(WHAT TO DO) In the records below, find each line with the word "text" and copy it.

_ _ _

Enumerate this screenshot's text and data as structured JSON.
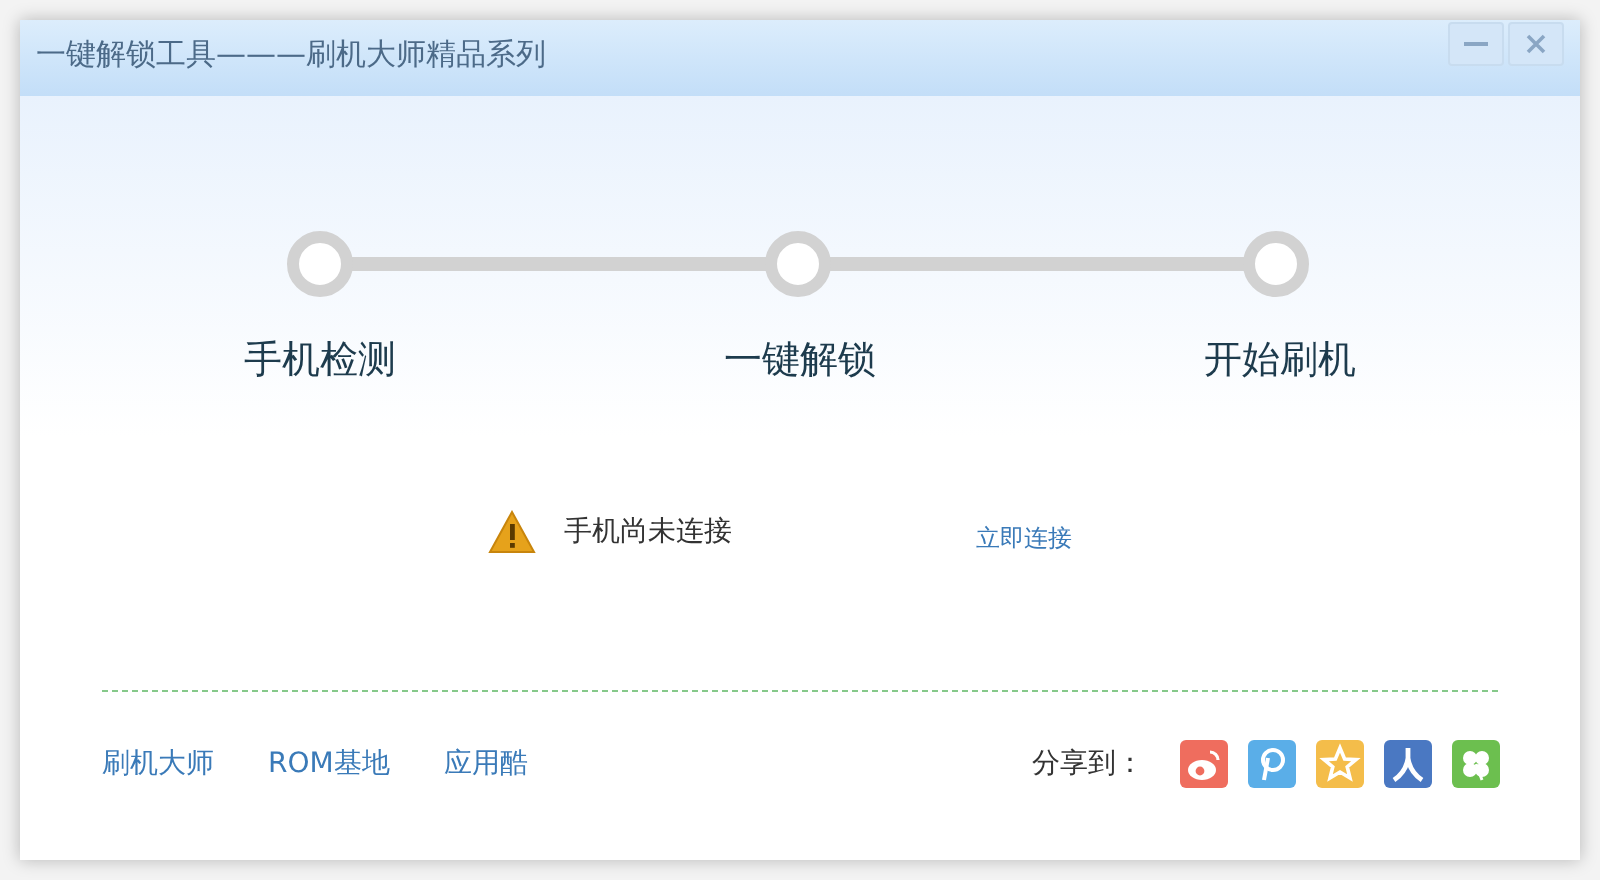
{
  "window": {
    "title": "一键解锁工具———刷机大师精品系列"
  },
  "steps": [
    {
      "label": "手机检测"
    },
    {
      "label": "一键解锁"
    },
    {
      "label": "开始刷机"
    }
  ],
  "status": {
    "message": "手机尚未连接",
    "action": "立即连接"
  },
  "footer": {
    "links": [
      "刷机大师",
      "ROM基地",
      "应用酷"
    ],
    "share_label": "分享到："
  }
}
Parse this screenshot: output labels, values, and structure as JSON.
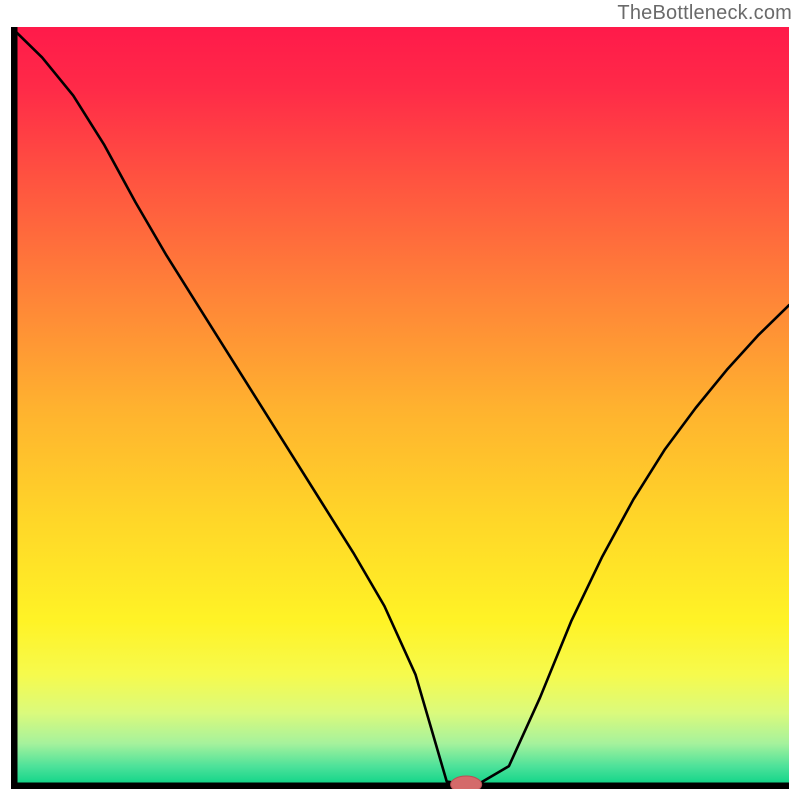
{
  "attribution": "TheBottleneck.com",
  "colors": {
    "gradient_stops": [
      {
        "offset": 0.0,
        "color": "#ff1a4a"
      },
      {
        "offset": 0.08,
        "color": "#ff2a48"
      },
      {
        "offset": 0.2,
        "color": "#ff5340"
      },
      {
        "offset": 0.35,
        "color": "#ff8338"
      },
      {
        "offset": 0.5,
        "color": "#ffb22f"
      },
      {
        "offset": 0.65,
        "color": "#ffd728"
      },
      {
        "offset": 0.78,
        "color": "#fff326"
      },
      {
        "offset": 0.85,
        "color": "#f6fa4d"
      },
      {
        "offset": 0.9,
        "color": "#dbfa7c"
      },
      {
        "offset": 0.94,
        "color": "#a6f29c"
      },
      {
        "offset": 0.97,
        "color": "#4ee29a"
      },
      {
        "offset": 1.0,
        "color": "#00d184"
      }
    ],
    "axis": "#000000",
    "curve": "#000000",
    "marker_fill": "#d46a6a",
    "marker_stroke": "#b94f55"
  },
  "chart_data": {
    "type": "line",
    "title": "",
    "xlabel": "",
    "ylabel": "",
    "xlim": [
      0,
      100
    ],
    "ylim": [
      0,
      100
    ],
    "x": [
      0,
      4,
      8,
      12,
      16,
      20,
      24,
      28,
      32,
      36,
      40,
      44,
      48,
      52,
      54,
      56,
      58,
      60,
      64,
      68,
      72,
      76,
      80,
      84,
      88,
      92,
      96,
      100
    ],
    "values": [
      100,
      96,
      91,
      84.5,
      77,
      70,
      63.5,
      57,
      50.5,
      44,
      37.5,
      31,
      24,
      15,
      8,
      1,
      0.6,
      0.6,
      3,
      12,
      22,
      30.5,
      38,
      44.5,
      50,
      55,
      59.5,
      63.5
    ],
    "marker": {
      "x": 58.5,
      "y": 0.6,
      "rx": 2.0,
      "ry": 1.1
    },
    "annotations": []
  }
}
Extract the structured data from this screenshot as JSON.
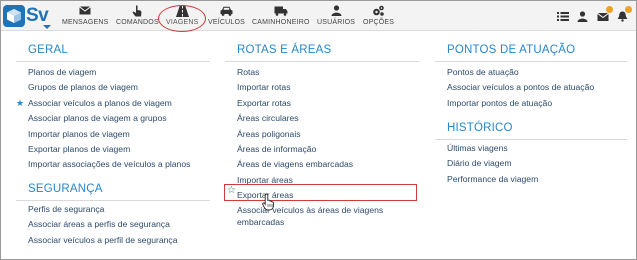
{
  "logo": {
    "text": "Sv"
  },
  "nav": {
    "items": [
      {
        "label": "MENSAGENS",
        "icon": "envelope-icon"
      },
      {
        "label": "COMANDOS",
        "icon": "hand-pointer-icon"
      },
      {
        "label": "VIAGENS",
        "icon": "road-icon",
        "active": true
      },
      {
        "label": "VEÍCULOS",
        "icon": "car-icon"
      },
      {
        "label": "CAMINHONEIRO",
        "icon": "truck-icon"
      },
      {
        "label": "USUÁRIOS",
        "icon": "user-icon"
      },
      {
        "label": "OPÇÕES",
        "icon": "cogs-icon"
      }
    ],
    "right_icons": [
      "list-icon",
      "user-icon",
      "envelope-icon",
      "bell-icon"
    ]
  },
  "menu": {
    "geral": {
      "title": "GERAL",
      "items": [
        "Planos de viagem",
        "Grupos de planos de viagem",
        "Associar veículos a planos de viagem",
        "Associar planos de viagem a grupos",
        "Importar planos de viagem",
        "Exportar planos de viagem",
        "Importar associações de veículos a planos"
      ]
    },
    "seguranca": {
      "title": "SEGURANÇA",
      "items": [
        "Perfis de segurança",
        "Associar áreas a perfis de segurança",
        "Associar veículos a perfil de segurança"
      ]
    },
    "rotas": {
      "title": "ROTAS E ÁREAS",
      "items": [
        "Rotas",
        "Importar rotas",
        "Exportar rotas",
        "Áreas circulares",
        "Áreas poligonais",
        "Áreas de informação",
        "Áreas de viagens embarcadas",
        "Importar áreas",
        "Exportar áreas",
        "Associar veículos às áreas de viagens",
        "embarcadas"
      ]
    },
    "pontos": {
      "title": "PONTOS DE ATUAÇÃO",
      "items": [
        "Pontos de atuação",
        "Associar veículos a pontos de atuação",
        "Importar pontos de atuação"
      ]
    },
    "historico": {
      "title": "HISTÓRICO",
      "items": [
        "Últimas viagens",
        "Diário de viagem",
        "Performance da viagem"
      ]
    }
  }
}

_ _ _

(FULL OUTPUT)
Enumerate this screenshot's text and data as structured JSON.
    "text": "Sv"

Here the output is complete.